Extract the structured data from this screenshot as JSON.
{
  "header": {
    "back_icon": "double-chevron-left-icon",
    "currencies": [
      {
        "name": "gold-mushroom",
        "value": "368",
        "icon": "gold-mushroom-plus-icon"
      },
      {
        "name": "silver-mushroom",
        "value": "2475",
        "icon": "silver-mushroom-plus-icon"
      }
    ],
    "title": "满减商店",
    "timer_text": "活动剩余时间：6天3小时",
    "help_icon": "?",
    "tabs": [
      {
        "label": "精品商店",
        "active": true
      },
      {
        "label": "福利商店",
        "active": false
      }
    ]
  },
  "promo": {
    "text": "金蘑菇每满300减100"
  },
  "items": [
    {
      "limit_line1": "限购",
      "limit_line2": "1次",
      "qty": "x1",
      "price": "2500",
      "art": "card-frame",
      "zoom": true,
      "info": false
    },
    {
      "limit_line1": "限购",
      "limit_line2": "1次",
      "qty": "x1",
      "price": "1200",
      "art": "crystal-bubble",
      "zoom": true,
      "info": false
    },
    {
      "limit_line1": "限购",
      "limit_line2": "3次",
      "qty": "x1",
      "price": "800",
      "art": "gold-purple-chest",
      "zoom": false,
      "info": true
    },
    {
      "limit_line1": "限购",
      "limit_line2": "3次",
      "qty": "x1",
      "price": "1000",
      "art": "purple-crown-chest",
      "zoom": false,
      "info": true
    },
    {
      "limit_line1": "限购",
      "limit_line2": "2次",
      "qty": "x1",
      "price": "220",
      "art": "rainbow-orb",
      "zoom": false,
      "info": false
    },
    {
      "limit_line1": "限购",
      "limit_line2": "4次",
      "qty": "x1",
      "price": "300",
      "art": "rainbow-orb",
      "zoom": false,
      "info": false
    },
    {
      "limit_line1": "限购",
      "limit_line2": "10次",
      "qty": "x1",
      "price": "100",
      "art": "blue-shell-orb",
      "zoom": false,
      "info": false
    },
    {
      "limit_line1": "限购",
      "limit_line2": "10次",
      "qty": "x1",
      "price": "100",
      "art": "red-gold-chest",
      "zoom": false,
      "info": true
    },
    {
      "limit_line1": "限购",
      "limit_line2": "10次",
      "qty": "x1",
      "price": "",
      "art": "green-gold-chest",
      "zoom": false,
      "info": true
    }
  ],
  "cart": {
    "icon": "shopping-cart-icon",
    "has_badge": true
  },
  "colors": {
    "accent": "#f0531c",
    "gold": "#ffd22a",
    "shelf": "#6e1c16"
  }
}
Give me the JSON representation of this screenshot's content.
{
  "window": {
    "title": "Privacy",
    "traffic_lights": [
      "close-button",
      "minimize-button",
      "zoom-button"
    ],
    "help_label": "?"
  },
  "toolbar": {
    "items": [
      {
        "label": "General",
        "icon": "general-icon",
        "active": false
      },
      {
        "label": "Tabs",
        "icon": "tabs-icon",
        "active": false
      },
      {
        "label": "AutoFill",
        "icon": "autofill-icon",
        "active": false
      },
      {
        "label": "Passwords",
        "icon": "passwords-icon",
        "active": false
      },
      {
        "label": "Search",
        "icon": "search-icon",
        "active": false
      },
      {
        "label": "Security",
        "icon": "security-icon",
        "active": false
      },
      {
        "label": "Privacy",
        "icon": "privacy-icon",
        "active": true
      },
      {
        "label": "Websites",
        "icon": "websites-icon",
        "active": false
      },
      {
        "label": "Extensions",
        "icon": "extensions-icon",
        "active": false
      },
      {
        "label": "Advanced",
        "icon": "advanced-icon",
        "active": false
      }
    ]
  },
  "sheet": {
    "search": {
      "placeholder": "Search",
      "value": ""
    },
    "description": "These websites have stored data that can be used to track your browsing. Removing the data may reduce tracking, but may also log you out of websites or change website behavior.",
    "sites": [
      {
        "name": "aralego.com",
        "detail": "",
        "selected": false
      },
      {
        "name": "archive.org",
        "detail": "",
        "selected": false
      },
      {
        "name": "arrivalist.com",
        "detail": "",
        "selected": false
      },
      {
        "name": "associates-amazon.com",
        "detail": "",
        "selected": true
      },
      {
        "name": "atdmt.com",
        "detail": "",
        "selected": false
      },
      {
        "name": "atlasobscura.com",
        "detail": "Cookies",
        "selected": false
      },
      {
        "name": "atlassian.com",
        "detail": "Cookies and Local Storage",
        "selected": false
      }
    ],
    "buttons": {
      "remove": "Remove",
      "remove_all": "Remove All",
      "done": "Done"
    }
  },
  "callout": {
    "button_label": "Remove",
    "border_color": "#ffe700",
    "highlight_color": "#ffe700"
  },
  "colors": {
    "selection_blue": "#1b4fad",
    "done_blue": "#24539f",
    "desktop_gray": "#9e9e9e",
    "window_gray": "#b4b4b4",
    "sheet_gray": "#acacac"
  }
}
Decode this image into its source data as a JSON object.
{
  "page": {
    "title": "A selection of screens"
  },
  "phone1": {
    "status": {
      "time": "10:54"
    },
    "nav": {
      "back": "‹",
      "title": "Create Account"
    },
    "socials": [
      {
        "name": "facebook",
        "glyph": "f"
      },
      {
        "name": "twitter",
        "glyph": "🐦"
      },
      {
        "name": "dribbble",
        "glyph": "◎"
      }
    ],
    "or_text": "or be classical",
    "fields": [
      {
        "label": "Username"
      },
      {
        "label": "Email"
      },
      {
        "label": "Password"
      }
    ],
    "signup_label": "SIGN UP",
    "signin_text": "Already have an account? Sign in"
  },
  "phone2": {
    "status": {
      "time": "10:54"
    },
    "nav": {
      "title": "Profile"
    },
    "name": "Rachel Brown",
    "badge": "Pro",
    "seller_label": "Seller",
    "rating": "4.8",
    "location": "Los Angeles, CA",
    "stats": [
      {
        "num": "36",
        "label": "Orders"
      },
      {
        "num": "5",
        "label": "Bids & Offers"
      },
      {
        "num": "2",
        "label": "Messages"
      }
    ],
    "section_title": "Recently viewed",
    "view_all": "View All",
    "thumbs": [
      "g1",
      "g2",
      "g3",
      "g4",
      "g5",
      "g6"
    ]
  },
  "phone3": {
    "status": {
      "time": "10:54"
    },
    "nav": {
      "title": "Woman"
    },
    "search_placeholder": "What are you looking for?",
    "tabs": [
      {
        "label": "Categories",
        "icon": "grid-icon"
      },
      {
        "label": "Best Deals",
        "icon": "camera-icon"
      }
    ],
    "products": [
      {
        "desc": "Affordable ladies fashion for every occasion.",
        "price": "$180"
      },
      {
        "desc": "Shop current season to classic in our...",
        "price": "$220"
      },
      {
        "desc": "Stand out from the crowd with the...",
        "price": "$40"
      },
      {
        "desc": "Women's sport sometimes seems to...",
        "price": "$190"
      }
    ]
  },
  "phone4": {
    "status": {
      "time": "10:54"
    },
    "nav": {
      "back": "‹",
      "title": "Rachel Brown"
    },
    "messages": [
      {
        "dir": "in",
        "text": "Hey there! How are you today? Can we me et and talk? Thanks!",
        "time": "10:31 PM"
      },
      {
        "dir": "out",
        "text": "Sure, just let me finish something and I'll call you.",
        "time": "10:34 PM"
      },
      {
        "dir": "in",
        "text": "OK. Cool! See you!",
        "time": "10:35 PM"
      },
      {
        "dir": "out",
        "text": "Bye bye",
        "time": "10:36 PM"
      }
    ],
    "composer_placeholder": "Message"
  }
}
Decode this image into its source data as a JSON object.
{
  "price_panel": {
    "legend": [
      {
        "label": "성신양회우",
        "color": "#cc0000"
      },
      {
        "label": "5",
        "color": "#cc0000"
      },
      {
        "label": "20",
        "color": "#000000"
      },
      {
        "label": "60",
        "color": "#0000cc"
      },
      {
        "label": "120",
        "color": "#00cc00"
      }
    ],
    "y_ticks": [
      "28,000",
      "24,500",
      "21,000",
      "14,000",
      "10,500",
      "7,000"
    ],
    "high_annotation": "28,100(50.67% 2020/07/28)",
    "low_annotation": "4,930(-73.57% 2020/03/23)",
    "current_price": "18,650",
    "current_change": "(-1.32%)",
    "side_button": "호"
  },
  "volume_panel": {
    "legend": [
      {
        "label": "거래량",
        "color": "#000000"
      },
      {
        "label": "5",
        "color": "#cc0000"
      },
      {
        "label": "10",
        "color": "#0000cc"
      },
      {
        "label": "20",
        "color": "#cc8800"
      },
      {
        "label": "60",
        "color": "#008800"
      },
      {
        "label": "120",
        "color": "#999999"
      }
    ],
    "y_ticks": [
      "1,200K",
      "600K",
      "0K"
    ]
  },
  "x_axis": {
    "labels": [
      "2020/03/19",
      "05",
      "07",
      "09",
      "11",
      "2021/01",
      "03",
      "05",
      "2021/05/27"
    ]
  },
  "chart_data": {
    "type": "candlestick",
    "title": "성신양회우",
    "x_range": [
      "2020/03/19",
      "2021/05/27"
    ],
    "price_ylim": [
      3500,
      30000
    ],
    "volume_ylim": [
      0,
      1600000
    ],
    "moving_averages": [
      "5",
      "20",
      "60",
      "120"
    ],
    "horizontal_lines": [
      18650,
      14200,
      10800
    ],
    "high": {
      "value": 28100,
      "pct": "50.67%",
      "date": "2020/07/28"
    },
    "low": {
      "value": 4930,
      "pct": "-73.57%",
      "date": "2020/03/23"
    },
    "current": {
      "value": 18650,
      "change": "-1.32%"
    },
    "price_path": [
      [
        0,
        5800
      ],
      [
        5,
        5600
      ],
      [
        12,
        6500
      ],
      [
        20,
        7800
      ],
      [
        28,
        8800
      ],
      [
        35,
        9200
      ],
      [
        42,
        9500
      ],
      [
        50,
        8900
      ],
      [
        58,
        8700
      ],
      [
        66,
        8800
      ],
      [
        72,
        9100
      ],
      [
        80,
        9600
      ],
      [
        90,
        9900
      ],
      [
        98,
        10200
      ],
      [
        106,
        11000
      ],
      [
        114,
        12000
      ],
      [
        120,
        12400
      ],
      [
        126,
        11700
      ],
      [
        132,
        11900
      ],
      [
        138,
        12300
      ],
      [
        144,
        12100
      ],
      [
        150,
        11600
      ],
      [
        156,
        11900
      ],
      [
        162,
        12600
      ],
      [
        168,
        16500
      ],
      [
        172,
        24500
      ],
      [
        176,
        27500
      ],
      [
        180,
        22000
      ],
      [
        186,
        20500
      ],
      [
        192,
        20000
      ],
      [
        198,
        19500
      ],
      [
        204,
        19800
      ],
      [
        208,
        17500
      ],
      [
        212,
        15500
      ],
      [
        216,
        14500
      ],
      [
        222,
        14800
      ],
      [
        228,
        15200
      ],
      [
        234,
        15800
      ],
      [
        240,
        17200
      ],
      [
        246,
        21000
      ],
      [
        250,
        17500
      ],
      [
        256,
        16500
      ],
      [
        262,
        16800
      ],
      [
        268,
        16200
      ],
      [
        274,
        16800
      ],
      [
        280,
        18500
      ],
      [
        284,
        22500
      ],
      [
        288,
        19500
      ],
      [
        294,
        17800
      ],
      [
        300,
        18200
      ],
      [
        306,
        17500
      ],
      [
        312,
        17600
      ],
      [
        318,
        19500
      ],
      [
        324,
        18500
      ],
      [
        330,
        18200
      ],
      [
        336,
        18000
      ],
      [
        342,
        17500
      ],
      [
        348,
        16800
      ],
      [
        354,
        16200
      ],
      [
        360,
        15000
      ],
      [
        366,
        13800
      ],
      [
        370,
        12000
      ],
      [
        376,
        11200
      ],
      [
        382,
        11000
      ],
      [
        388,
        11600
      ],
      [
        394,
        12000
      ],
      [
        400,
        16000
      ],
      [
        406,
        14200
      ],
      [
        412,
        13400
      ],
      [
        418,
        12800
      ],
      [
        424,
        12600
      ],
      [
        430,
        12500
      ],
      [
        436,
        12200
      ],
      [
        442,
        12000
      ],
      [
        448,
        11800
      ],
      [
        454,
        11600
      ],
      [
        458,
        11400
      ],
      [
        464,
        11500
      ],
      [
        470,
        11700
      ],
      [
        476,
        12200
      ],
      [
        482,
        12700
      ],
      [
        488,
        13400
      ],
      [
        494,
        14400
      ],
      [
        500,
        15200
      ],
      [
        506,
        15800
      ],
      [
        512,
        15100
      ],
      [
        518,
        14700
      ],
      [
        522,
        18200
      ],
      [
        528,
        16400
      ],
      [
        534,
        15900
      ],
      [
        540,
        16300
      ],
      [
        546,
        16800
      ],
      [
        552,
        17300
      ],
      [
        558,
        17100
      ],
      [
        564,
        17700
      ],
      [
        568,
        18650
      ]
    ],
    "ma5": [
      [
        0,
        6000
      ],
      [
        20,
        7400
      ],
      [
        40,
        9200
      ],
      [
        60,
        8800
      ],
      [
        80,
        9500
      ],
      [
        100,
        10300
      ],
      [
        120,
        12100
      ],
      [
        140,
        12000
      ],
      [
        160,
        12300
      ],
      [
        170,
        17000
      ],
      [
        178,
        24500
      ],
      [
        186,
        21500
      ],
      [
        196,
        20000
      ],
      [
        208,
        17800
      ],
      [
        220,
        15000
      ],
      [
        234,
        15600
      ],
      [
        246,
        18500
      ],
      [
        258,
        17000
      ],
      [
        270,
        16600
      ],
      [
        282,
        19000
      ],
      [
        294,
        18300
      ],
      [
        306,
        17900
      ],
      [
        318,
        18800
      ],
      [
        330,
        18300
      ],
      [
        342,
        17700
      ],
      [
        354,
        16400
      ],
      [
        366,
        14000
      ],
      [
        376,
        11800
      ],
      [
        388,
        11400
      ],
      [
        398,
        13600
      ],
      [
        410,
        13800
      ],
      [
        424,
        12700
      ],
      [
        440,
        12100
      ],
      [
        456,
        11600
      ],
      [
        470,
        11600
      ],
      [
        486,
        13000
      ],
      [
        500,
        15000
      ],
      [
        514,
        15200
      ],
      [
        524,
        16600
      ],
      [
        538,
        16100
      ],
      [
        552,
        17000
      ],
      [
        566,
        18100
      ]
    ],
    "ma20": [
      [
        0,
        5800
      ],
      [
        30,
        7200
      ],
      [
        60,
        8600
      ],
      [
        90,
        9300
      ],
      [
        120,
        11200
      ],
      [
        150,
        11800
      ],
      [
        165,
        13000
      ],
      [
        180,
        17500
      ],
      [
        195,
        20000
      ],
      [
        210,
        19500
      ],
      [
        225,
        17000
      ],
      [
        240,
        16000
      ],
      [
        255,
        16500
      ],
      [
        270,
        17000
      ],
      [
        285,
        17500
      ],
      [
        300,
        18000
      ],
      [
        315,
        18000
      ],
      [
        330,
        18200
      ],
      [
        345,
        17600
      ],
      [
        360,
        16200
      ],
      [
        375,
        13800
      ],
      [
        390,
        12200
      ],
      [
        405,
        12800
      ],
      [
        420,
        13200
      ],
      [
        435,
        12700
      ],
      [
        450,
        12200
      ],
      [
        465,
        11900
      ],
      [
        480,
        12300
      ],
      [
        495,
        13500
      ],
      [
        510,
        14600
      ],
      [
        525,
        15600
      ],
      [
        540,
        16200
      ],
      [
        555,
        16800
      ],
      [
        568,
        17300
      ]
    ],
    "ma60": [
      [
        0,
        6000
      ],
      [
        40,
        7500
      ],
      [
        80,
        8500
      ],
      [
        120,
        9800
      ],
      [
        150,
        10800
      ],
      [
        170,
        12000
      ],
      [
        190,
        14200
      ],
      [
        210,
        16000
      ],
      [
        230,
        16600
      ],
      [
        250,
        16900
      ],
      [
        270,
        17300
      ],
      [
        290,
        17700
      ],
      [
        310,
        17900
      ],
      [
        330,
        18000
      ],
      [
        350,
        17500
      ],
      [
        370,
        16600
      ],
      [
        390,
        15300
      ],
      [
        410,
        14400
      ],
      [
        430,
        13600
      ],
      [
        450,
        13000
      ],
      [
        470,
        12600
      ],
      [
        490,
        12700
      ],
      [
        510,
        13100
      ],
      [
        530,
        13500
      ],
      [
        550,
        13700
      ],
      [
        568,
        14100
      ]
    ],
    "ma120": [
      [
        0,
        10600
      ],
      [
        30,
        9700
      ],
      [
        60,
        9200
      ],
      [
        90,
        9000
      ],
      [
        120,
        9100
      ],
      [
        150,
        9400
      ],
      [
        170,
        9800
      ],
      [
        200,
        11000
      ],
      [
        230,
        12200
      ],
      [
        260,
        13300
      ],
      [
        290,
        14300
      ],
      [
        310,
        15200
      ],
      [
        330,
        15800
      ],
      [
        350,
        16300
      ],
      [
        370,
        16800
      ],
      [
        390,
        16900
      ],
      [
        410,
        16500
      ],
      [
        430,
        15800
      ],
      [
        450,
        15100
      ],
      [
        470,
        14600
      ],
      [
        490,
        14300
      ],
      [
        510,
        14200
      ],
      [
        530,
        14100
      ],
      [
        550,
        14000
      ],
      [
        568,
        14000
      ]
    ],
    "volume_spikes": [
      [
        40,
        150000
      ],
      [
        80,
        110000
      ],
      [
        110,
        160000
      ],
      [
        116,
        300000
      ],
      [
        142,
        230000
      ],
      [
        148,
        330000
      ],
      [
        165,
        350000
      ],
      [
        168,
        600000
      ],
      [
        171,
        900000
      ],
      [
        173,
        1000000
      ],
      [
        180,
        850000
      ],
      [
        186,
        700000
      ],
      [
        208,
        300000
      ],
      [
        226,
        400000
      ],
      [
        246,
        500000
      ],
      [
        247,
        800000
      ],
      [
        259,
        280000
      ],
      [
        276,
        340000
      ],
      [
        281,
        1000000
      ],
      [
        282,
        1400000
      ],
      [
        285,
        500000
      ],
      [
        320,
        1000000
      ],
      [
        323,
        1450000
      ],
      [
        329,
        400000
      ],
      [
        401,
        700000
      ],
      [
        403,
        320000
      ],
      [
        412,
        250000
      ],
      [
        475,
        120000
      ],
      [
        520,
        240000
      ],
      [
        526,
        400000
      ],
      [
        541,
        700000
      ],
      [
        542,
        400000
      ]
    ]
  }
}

────────────────────────────────────────

> [Required task]: Out of the preceding entries, pull every line containing the string "from".

> [Complete response]:
Extract the structured data from this screenshot as JSON.
        "desc": "Stand out from the crowd with the...",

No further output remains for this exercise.